● **Goal**
Produce an exact copy of all the data below, dropping every image.

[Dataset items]
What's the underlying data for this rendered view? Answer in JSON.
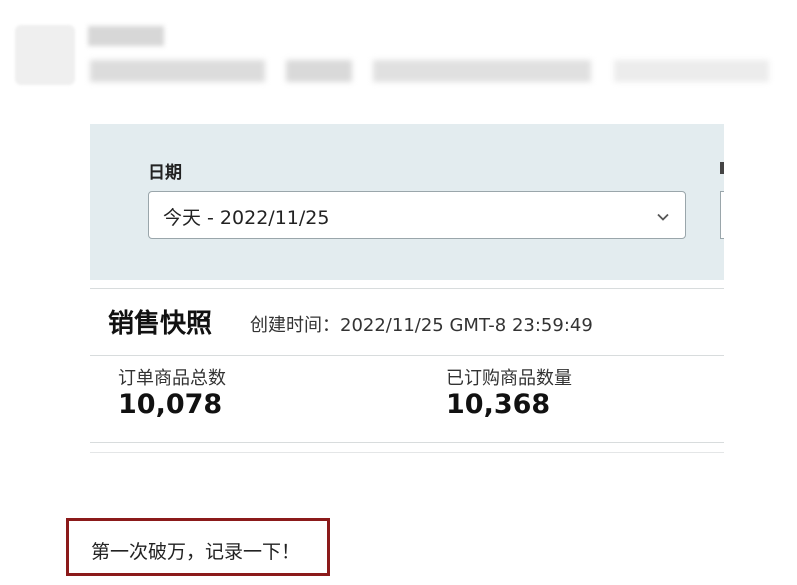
{
  "post": {
    "caption": "第一次破万，记录一下！"
  },
  "screenshot": {
    "date_filter": {
      "label": "日期",
      "selected_value": "今天 - 2022/11/25"
    },
    "sales_snapshot": {
      "title": "销售快照",
      "created_time": "创建时间：2022/11/25 GMT-8 23:59:49"
    },
    "metrics": [
      {
        "label": "订单商品总数",
        "value": "10,078"
      },
      {
        "label": "已订购商品数量",
        "value": "10,368"
      }
    ]
  },
  "colors": {
    "panel_background": "#e3ecef",
    "caption_border": "#8b1a1a"
  },
  "icons": {
    "dropdown": "chevron-down-icon"
  }
}
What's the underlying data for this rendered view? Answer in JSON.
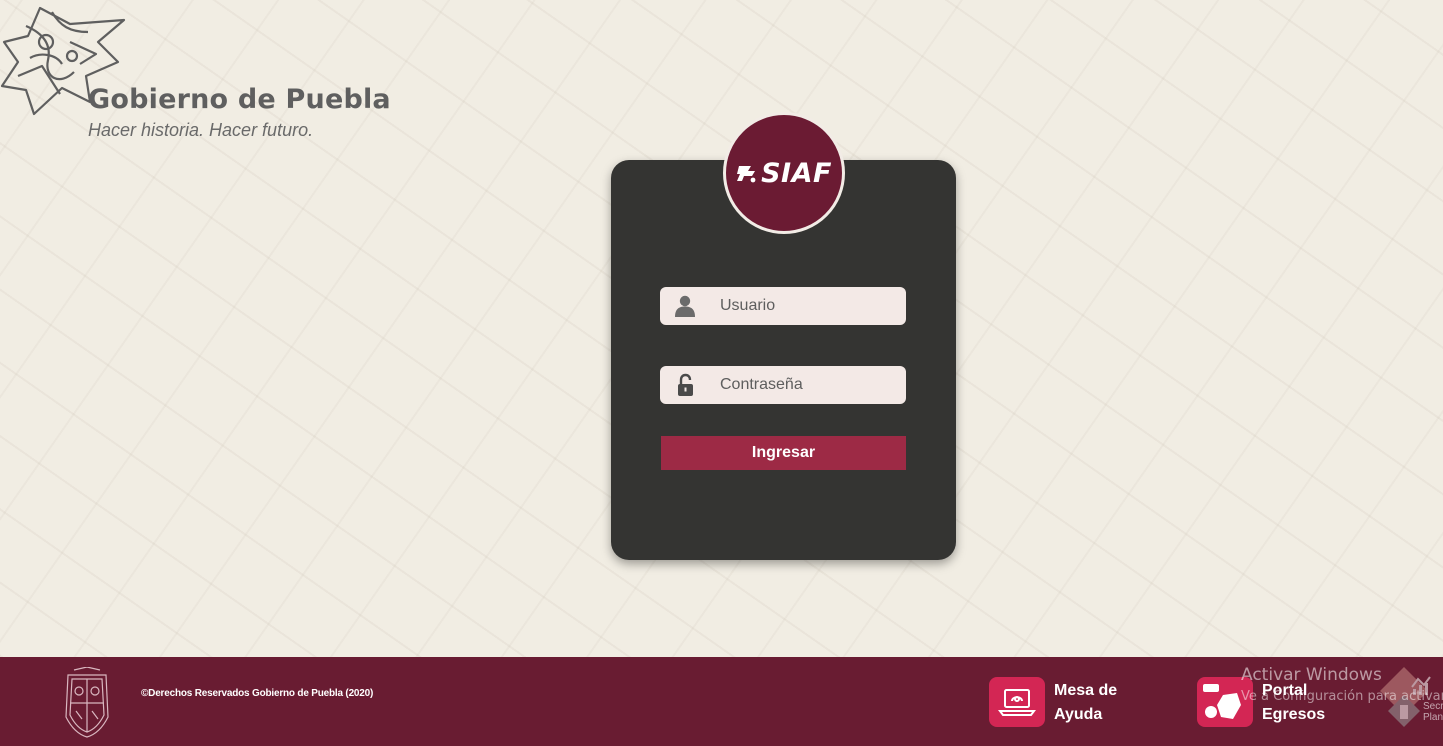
{
  "header": {
    "title": "Gobierno de Puebla",
    "slogan": "Hacer historia. Hacer futuro."
  },
  "login": {
    "brand": "SIAF",
    "username_placeholder": "Usuario",
    "password_placeholder": "Contraseña",
    "submit_label": "Ingresar"
  },
  "footer": {
    "copyright": "©Derechos Reservados Gobierno de Puebla (2020)",
    "links": [
      {
        "line1": "Mesa de",
        "line2": "Ayuda",
        "icon": "helpdesk-laptop-icon"
      },
      {
        "line1": "Portal",
        "line2": "Egresos",
        "icon": "portal-egresos-icon"
      }
    ],
    "watermark_title": "Activar Windows",
    "watermark_subtitle": "Ve a Configuración para activar Windows.",
    "seplan_text": [
      "Secr",
      "Plan"
    ]
  },
  "colors": {
    "background": "#f1ede3",
    "card": "#343432",
    "brand_maroon": "#691c32",
    "button": "#9d2a45",
    "footer_tile": "#d32654"
  }
}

● **Exercise output**
What's the underlying data for this rendered view? Answer in JSON.
{
  "post": {
    "caption": "第一次破万，记录一下！"
  },
  "screenshot": {
    "date_filter": {
      "label": "日期",
      "selected_value": "今天 - 2022/11/25"
    },
    "sales_snapshot": {
      "title": "销售快照",
      "created_time": "创建时间：2022/11/25 GMT-8 23:59:49"
    },
    "metrics": [
      {
        "label": "订单商品总数",
        "value": "10,078"
      },
      {
        "label": "已订购商品数量",
        "value": "10,368"
      }
    ]
  },
  "colors": {
    "panel_background": "#e3ecef",
    "caption_border": "#8b1a1a"
  },
  "icons": {
    "dropdown": "chevron-down-icon"
  }
}
What's the underlying data for this rendered view? Answer in JSON.
{
  "header": {
    "title": "Gobierno de Puebla",
    "slogan": "Hacer historia. Hacer futuro."
  },
  "login": {
    "brand": "SIAF",
    "username_placeholder": "Usuario",
    "password_placeholder": "Contraseña",
    "submit_label": "Ingresar"
  },
  "footer": {
    "copyright": "©Derechos Reservados Gobierno de Puebla (2020)",
    "links": [
      {
        "line1": "Mesa de",
        "line2": "Ayuda",
        "icon": "helpdesk-laptop-icon"
      },
      {
        "line1": "Portal",
        "line2": "Egresos",
        "icon": "portal-egresos-icon"
      }
    ],
    "watermark_title": "Activar Windows",
    "watermark_subtitle": "Ve a Configuración para activar Windows.",
    "seplan_text": [
      "Secr",
      "Plan"
    ]
  },
  "colors": {
    "background": "#f1ede3",
    "card": "#343432",
    "brand_maroon": "#691c32",
    "button": "#9d2a45",
    "footer_tile": "#d32654"
  }
}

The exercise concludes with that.